### Work instructions:
Write out the listing exactly as it is given.

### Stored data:
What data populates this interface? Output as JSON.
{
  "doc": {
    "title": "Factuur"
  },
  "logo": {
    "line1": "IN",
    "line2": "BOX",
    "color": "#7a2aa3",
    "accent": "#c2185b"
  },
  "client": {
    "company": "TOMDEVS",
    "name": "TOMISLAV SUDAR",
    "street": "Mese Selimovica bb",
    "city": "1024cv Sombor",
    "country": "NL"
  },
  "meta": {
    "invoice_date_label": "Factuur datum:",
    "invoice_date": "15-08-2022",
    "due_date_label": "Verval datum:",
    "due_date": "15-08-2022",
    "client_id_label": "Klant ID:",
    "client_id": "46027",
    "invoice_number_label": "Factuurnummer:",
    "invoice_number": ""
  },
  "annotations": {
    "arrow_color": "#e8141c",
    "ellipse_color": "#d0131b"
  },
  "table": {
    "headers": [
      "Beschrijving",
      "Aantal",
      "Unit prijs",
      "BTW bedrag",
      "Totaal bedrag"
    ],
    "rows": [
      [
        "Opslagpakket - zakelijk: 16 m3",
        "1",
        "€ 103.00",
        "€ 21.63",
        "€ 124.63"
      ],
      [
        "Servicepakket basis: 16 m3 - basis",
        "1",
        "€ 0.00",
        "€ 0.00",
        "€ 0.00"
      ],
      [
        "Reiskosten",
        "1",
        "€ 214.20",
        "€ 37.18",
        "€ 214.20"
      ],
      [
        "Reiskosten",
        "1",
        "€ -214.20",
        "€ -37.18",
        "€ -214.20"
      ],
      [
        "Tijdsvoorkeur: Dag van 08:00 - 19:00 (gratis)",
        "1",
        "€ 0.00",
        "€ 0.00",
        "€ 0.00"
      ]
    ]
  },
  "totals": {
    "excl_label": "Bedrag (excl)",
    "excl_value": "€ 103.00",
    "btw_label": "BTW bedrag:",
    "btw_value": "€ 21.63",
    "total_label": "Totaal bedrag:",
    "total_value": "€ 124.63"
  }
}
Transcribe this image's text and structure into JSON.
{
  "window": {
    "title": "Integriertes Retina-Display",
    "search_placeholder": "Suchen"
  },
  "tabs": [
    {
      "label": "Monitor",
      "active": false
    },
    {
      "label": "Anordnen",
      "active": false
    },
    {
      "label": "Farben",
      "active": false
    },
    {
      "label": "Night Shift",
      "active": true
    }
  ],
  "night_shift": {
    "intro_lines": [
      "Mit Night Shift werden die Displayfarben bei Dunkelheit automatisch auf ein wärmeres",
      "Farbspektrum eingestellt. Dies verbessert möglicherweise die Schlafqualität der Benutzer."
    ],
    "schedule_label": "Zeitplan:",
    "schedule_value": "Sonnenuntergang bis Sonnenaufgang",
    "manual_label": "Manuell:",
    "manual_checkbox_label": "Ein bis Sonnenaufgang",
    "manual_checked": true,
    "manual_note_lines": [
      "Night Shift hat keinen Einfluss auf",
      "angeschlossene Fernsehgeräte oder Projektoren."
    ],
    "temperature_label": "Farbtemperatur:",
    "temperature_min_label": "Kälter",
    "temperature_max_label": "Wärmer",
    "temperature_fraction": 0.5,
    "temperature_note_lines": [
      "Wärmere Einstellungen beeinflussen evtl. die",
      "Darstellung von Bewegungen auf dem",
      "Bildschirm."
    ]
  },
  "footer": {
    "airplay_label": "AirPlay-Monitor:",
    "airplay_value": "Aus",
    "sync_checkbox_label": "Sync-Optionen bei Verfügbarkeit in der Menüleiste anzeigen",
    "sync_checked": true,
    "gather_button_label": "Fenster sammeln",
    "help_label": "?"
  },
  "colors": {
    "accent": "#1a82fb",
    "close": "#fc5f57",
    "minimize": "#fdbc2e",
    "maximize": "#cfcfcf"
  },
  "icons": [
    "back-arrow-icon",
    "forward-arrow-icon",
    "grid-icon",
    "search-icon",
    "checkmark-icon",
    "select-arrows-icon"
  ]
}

### Task response:
What data populates this interface? Output as JSON.
{
  "doc": {
    "title": "Factuur"
  },
  "logo": {
    "line1": "IN",
    "line2": "BOX",
    "color": "#7a2aa3",
    "accent": "#c2185b"
  },
  "client": {
    "company": "TOMDEVS",
    "name": "TOMISLAV SUDAR",
    "street": "Mese Selimovica bb",
    "city": "1024cv Sombor",
    "country": "NL"
  },
  "meta": {
    "invoice_date_label": "Factuur datum:",
    "invoice_date": "15-08-2022",
    "due_date_label": "Verval datum:",
    "due_date": "15-08-2022",
    "client_id_label": "Klant ID:",
    "client_id": "46027",
    "invoice_number_label": "Factuurnummer:",
    "invoice_number": ""
  },
  "annotations": {
    "arrow_color": "#e8141c",
    "ellipse_color": "#d0131b"
  },
  "table": {
    "headers": [
      "Beschrijving",
      "Aantal",
      "Unit prijs",
      "BTW bedrag",
      "Totaal bedrag"
    ],
    "rows": [
      [
        "Opslagpakket - zakelijk: 16 m3",
        "1",
        "€ 103.00",
        "€ 21.63",
        "€ 124.63"
      ],
      [
        "Servicepakket basis: 16 m3 - basis",
        "1",
        "€ 0.00",
        "€ 0.00",
        "€ 0.00"
      ],
      [
        "Reiskosten",
        "1",
        "€ 214.20",
        "€ 37.18",
        "€ 214.20"
      ],
      [
        "Reiskosten",
        "1",
        "€ -214.20",
        "€ -37.18",
        "€ -214.20"
      ],
      [
        "Tijdsvoorkeur: Dag van 08:00 - 19:00 (gratis)",
        "1",
        "€ 0.00",
        "€ 0.00",
        "€ 0.00"
      ]
    ]
  },
  "totals": {
    "excl_label": "Bedrag (excl)",
    "excl_value": "€ 103.00",
    "btw_label": "BTW bedrag:",
    "btw_value": "€ 21.63",
    "total_label": "Totaal bedrag:",
    "total_value": "€ 124.63"
  }
}
Transcribe this image's text and structure into JSON.
{
  "window": {
    "title": "Integriertes Retina-Display",
    "search_placeholder": "Suchen"
  },
  "tabs": [
    {
      "label": "Monitor",
      "active": false
    },
    {
      "label": "Anordnen",
      "active": false
    },
    {
      "label": "Farben",
      "active": false
    },
    {
      "label": "Night Shift",
      "active": true
    }
  ],
  "night_shift": {
    "intro_lines": [
      "Mit Night Shift werden die Displayfarben bei Dunkelheit automatisch auf ein wärmeres",
      "Farbspektrum eingestellt. Dies verbessert möglicherweise die Schlafqualität der Benutzer."
    ],
    "schedule_label": "Zeitplan:",
    "schedule_value": "Sonnenuntergang bis Sonnenaufgang",
    "manual_label": "Manuell:",
    "manual_checkbox_label": "Ein bis Sonnenaufgang",
    "manual_checked": true,
    "manual_note_lines": [
      "Night Shift hat keinen Einfluss auf",
      "angeschlossene Fernsehgeräte oder Projektoren."
    ],
    "temperature_label": "Farbtemperatur:",
    "temperature_min_label": "Kälter",
    "temperature_max_label": "Wärmer",
    "temperature_fraction": 0.5,
    "temperature_note_lines": [
      "Wärmere Einstellungen beeinflussen evtl. die",
      "Darstellung von Bewegungen auf dem",
      "Bildschirm."
    ]
  },
  "footer": {
    "airplay_label": "AirPlay-Monitor:",
    "airplay_value": "Aus",
    "sync_checkbox_label": "Sync-Optionen bei Verfügbarkeit in der Menüleiste anzeigen",
    "sync_checked": true,
    "gather_button_label": "Fenster sammeln",
    "help_label": "?"
  },
  "colors": {
    "accent": "#1a82fb",
    "close": "#fc5f57",
    "minimize": "#fdbc2e",
    "maximize": "#cfcfcf"
  },
  "icons": [
    "back-arrow-icon",
    "forward-arrow-icon",
    "grid-icon",
    "search-icon",
    "checkmark-icon",
    "select-arrows-icon"
  ]
}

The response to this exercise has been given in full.